Check each line of the records below for the word "toán" and copy those where it appears.

>> begin Records for this exercise

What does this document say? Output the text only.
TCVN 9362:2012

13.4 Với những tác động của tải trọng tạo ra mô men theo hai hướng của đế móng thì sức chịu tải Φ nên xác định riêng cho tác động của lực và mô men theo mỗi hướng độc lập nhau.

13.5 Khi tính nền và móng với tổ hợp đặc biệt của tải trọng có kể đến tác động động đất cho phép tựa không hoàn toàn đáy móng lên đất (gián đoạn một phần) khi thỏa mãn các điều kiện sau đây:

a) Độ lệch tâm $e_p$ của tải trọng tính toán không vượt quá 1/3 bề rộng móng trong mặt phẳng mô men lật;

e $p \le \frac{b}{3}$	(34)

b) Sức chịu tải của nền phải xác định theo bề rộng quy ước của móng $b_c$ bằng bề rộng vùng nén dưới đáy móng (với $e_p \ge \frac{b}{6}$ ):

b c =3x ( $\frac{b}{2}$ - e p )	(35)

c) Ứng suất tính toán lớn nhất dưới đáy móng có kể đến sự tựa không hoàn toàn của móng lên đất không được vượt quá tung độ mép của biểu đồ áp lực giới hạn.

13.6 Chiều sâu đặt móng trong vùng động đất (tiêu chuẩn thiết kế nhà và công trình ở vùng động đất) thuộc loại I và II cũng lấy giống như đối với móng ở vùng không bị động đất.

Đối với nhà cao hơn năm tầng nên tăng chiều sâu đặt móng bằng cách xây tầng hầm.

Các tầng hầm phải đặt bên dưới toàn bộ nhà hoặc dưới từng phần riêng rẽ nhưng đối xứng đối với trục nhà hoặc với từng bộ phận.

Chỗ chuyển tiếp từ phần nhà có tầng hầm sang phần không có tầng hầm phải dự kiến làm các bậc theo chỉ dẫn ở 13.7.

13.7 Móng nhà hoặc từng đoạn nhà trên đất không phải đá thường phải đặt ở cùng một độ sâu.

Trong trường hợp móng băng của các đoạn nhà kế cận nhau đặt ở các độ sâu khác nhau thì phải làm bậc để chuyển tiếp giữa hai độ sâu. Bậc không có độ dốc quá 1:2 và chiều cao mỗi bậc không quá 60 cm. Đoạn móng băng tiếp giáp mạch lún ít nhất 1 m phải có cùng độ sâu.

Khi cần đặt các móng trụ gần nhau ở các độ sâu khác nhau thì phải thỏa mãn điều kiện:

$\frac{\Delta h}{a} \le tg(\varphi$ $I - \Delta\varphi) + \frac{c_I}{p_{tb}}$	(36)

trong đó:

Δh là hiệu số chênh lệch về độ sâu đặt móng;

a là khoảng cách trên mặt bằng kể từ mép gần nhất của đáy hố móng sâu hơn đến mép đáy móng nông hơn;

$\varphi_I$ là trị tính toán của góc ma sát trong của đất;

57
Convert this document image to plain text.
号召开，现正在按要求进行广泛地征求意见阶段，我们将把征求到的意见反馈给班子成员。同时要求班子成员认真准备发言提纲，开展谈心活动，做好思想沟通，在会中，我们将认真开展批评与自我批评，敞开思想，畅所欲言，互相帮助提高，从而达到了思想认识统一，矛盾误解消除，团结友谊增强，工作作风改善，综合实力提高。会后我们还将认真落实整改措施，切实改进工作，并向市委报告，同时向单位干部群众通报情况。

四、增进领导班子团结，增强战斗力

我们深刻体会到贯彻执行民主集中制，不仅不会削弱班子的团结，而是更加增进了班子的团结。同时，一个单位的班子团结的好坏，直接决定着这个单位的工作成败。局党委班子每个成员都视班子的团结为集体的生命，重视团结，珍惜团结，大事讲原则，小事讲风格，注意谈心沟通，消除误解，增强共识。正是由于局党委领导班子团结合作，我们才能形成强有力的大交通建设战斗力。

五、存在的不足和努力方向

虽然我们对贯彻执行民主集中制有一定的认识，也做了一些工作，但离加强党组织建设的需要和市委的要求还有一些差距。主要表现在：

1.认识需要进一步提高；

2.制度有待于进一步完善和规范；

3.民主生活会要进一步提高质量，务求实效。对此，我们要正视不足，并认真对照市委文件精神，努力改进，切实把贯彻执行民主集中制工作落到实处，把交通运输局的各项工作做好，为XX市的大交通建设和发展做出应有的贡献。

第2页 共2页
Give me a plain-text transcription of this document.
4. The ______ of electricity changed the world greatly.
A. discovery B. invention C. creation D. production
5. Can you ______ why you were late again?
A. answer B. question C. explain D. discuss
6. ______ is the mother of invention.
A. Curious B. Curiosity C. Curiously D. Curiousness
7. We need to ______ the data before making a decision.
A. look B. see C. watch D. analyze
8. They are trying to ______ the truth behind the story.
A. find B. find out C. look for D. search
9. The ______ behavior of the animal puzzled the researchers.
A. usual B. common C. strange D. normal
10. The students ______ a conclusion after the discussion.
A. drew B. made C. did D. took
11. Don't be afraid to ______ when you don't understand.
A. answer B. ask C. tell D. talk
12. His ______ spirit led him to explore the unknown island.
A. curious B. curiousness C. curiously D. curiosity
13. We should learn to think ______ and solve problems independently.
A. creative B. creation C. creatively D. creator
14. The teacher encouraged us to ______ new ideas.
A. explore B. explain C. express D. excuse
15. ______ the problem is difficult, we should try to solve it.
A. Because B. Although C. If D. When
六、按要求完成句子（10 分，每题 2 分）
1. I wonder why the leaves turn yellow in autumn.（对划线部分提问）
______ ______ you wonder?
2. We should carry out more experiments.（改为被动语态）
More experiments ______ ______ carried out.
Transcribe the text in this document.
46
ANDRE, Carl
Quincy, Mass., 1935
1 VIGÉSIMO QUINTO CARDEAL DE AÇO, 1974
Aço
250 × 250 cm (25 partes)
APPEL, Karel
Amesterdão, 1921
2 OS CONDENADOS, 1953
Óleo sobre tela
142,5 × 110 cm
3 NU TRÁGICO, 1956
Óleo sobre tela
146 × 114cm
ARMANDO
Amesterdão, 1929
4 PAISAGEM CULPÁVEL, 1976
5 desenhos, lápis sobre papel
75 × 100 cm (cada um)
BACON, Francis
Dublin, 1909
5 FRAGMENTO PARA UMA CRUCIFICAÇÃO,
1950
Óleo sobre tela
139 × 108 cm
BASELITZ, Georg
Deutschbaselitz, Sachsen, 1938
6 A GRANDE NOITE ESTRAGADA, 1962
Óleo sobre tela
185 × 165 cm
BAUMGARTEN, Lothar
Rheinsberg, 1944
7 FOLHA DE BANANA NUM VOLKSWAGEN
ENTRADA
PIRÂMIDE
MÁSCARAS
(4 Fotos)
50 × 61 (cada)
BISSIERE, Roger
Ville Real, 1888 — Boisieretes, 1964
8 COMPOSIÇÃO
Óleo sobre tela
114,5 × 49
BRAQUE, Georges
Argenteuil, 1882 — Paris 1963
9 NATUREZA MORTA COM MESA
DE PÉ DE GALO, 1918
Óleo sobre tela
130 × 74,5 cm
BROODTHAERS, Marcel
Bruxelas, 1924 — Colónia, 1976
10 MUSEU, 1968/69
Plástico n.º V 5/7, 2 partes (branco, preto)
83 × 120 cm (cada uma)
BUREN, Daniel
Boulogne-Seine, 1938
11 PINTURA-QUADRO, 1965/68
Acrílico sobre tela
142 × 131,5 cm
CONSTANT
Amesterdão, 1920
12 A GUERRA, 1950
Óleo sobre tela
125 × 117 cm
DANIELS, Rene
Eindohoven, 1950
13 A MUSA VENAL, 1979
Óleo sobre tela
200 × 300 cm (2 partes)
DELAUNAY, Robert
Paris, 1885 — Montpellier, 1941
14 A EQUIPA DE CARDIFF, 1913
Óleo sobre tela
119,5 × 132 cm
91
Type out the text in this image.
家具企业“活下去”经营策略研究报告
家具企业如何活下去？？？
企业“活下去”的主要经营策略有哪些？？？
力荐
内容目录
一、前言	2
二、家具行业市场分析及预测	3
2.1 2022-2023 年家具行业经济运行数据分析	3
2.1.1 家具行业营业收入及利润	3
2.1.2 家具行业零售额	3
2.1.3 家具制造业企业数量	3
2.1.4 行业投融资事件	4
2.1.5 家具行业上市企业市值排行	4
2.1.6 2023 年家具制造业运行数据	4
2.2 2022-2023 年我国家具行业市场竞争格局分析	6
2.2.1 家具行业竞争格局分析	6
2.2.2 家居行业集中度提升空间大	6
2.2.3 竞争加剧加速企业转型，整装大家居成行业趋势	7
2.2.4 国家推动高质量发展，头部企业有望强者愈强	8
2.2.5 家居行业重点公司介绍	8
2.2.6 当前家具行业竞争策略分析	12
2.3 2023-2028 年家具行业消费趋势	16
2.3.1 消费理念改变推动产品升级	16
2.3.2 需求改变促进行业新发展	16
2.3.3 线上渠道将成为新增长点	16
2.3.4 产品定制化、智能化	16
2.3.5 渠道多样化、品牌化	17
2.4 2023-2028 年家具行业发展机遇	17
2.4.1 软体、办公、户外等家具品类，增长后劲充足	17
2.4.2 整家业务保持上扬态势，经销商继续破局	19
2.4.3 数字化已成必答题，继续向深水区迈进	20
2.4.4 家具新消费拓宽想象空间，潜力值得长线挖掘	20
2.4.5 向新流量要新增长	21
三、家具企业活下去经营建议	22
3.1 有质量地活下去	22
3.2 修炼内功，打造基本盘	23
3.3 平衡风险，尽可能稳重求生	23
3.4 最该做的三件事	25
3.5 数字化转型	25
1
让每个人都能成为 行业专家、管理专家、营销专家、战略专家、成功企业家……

>> end Records for this exercise

- **Response**:
a) Độ lệch tâm $e_p$ của tải trọng tính toán không vượt quá 1/3 bề rộng móng trong mặt phẳng mô men lật;
c) Ứng suất tính toán lớn nhất dưới đáy móng có kể đến sự tựa không hoàn toàn của móng lên đất không được vượt quá tung độ mép của biểu đồ áp lực giới hạn.
$\varphi_I$ là trị tính toán của góc ma sát trong của đất;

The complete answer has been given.